> **Exercise goal**
Locate the word "تومان" in the entries below, then gather every line that holds it.

> **Extracted material**
-- START --

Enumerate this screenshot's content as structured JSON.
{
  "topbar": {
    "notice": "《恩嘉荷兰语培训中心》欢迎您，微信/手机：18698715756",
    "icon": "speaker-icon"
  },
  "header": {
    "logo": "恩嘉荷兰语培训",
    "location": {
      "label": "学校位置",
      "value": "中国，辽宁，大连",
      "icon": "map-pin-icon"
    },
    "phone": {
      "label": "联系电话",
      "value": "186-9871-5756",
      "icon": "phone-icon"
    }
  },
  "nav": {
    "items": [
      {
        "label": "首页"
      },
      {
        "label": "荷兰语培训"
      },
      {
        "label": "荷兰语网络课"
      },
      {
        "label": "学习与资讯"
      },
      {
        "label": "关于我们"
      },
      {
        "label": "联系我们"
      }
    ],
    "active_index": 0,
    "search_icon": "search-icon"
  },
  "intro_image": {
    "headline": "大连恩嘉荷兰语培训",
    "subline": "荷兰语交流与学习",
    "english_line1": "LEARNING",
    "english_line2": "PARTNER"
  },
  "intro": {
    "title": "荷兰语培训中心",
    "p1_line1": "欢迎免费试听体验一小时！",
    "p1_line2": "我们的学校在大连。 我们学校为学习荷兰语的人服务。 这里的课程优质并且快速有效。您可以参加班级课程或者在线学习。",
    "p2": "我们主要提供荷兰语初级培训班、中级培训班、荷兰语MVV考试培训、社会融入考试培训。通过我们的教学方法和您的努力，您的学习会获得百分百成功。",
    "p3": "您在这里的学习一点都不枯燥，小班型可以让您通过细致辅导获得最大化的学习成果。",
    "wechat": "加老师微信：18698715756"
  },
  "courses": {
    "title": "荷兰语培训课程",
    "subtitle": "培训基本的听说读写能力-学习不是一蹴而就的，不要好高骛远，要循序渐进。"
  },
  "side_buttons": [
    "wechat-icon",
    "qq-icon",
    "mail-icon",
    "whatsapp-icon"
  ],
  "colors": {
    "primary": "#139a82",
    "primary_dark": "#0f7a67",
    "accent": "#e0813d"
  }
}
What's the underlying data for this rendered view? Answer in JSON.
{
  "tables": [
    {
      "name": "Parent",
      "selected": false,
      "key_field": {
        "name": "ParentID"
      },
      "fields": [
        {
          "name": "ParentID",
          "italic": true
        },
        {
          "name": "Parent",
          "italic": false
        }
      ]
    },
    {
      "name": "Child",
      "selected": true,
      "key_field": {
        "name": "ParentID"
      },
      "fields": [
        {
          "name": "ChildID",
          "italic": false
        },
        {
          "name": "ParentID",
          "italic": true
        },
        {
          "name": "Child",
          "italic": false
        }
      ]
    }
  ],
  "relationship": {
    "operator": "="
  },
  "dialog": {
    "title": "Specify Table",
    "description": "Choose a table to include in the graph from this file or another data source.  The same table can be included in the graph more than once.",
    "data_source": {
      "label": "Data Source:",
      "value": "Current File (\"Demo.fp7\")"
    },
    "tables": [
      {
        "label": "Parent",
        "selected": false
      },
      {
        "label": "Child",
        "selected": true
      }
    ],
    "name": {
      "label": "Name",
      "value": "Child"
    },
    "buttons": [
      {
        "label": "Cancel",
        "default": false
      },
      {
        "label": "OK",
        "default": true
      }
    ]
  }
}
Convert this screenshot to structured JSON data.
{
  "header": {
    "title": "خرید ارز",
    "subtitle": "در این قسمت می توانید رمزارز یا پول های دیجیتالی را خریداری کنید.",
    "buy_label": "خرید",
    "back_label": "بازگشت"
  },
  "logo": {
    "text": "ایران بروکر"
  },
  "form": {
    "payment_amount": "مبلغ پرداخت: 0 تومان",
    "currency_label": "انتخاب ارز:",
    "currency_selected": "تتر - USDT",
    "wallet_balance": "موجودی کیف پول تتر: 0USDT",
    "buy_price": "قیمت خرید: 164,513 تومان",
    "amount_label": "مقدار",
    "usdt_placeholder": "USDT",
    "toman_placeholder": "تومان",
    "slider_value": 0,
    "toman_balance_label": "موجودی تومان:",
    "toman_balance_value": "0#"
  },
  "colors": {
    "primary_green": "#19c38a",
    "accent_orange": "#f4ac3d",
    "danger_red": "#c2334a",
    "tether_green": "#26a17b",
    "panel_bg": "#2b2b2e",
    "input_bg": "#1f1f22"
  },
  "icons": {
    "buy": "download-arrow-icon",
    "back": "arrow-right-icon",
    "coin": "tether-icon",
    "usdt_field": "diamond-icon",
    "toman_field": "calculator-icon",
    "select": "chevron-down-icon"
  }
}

-- END --

> **Expected answer**
    "payment_amount": "مبلغ پرداخت: 0 تومان",
    "buy_price": "قیمت خرید: 164,513 تومان",
    "toman_placeholder": "تومان",
    "toman_balance_label": "موجودی تومان:",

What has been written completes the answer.